**Text extract:**
-- Begin --

Files
claw/docs/superpowers/plans/2026-04-19-102-full-sweep-dry-run-triage-plan.md

241 lines
6.5 KiB
Markdown

# 102 Full Sweep Dry-Run Triage Plan
> Date: 2026-04-19
> Status: Draft
> Upstream Spec: `docs/superpowers/specs/2026-04-19-102-full-sweep-dry-run-triage-design.md`
## Plan Intent
Turn the `62` non-pass records from the full sweep into concrete triage buckets while staying measurement-only.
The plan must not fix generator failures. It only explains them.
## Fixed Inputs
1. dry-run result: `tests/fixtures/generated_scene/full_sweep_dry_run_2026-04-19.json`
2. dry-run output root: `examples/full_sweep_dry_run_2026-04-19`
3. execution board: `tests/fixtures/generated_scene/scene_execution_board_2026-04-18.json`
4. scene root: `D:/desk/智能体资料/全量业务场景/一平台场景`
## Fixed Outputs
1. triage result: `tests/fixtures/generated_scene/full_sweep_dry_run_triage_2026-04-19.json`
2. triage report: `docs/superpowers/reports/2026-04-19-102-full-sweep-dry-run-triage-report.md`
## Non-Negotiable Scope Guardrails
1. do not edit analyzer implementation
2. do not edit generator implementation
3. do not update `scene_execution_board_2026-04-18.json`
4. do not promote any scene
5. do not add new family baselines
6. do not start implementation correction during triage
7. do not expand beyond the fixed `102` scene set
## Workstreams
1. `WS1` Timeout Triage
2. `WS2` Misclassification Triage
3. `WS3` No-Report Failure Triage
4. `WS4` Publish Triage Result
## Phase 0: Freeze Triage Boundary
### Objective
Make the triage a classification exercise only.

-- End --

**Listed entries:**
-- Begin --

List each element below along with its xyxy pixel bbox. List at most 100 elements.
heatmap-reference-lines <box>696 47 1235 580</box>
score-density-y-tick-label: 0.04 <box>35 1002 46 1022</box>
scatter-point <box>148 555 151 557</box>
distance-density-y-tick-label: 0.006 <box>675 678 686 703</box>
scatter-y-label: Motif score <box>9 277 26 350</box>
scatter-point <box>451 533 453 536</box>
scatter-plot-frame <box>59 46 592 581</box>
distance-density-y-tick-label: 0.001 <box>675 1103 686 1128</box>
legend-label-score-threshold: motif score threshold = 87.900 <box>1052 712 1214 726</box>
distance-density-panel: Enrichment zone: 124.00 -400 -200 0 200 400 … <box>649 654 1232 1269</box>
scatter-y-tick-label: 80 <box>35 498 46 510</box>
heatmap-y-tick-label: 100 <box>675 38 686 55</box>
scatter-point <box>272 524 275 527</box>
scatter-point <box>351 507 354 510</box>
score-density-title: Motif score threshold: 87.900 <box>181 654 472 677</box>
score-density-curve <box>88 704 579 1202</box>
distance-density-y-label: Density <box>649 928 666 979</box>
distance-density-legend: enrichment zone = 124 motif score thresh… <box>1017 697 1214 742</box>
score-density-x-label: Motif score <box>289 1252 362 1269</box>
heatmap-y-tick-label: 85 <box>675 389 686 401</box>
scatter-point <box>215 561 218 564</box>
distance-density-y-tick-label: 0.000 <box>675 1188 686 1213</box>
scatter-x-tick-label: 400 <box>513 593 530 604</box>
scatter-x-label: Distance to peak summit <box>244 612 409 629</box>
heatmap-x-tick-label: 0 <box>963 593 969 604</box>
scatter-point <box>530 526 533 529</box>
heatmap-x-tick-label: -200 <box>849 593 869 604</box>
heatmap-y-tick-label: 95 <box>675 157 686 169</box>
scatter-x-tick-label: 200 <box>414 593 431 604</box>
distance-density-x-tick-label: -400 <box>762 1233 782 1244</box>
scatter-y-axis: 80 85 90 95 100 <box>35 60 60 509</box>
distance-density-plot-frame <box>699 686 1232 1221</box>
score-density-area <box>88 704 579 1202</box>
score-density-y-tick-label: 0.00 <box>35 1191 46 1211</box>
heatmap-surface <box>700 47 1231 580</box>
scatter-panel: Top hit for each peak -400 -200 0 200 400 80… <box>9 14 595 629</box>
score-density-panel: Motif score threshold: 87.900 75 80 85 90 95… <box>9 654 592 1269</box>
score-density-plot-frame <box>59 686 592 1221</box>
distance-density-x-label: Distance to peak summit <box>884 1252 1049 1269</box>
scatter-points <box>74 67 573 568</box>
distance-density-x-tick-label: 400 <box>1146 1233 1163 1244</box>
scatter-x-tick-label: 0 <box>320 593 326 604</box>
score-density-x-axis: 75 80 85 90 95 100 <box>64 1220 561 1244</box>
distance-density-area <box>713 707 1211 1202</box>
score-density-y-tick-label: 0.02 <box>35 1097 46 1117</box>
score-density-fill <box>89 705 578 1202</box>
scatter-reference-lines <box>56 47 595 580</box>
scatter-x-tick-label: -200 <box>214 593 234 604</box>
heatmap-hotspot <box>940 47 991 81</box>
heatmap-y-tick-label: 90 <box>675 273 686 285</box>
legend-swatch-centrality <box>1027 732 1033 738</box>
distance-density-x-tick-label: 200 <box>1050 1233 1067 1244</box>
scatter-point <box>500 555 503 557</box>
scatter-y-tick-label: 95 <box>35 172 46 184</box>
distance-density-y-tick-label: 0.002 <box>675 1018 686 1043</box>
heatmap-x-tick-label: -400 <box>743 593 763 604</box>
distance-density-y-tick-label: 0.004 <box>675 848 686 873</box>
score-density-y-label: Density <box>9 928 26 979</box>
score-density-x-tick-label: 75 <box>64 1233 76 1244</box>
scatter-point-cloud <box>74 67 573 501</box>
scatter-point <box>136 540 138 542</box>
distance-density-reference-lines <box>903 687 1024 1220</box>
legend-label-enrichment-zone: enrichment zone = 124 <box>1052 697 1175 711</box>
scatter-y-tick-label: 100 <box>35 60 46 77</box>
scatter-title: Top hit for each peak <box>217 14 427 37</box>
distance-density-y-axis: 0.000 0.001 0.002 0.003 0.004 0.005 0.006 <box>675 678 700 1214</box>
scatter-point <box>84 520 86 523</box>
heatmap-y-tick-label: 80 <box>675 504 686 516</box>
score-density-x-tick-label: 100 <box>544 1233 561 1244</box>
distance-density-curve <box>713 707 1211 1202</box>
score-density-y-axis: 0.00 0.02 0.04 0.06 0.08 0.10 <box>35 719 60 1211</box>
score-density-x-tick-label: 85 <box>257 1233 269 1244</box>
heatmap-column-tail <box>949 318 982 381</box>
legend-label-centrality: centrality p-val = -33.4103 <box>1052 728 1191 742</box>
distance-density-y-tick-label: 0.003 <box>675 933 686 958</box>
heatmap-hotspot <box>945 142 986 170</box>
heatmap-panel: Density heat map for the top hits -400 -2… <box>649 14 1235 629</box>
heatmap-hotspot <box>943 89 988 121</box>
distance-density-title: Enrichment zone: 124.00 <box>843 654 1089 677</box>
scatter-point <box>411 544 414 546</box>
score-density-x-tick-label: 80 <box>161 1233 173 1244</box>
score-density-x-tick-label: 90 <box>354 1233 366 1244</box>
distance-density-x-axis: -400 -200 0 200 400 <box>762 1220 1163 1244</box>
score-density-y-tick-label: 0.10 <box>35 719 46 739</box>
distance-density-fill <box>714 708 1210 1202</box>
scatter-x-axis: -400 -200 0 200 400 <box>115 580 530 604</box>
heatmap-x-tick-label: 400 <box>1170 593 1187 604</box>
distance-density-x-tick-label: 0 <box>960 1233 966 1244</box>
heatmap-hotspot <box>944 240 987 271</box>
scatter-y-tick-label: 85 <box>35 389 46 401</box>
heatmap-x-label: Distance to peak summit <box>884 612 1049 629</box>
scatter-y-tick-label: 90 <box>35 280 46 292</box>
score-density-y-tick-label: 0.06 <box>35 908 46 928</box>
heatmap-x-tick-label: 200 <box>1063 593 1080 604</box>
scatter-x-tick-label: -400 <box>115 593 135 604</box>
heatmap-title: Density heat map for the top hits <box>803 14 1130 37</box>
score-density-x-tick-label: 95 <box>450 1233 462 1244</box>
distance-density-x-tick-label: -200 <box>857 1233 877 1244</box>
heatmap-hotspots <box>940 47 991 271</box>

-- End --

**Given request:** Can you repeat the passage of the dry-run triage plan that begins with the words "# 102 Full Sweep" and stops after "while staying measurement-only."?

**Solution to the problem:**
# 102 Full Sweep Dry-Run Triage Plan
> Date: 2026-04-19
> Status: Draft
> Upstream Spec: `docs/superpowers/specs/2026-04-19-102-full-sweep-dry-run-triage-design.md`
## Plan Intent
Turn the `62` non-pass records from the full sweep into concrete triage buckets while staying measurement-only.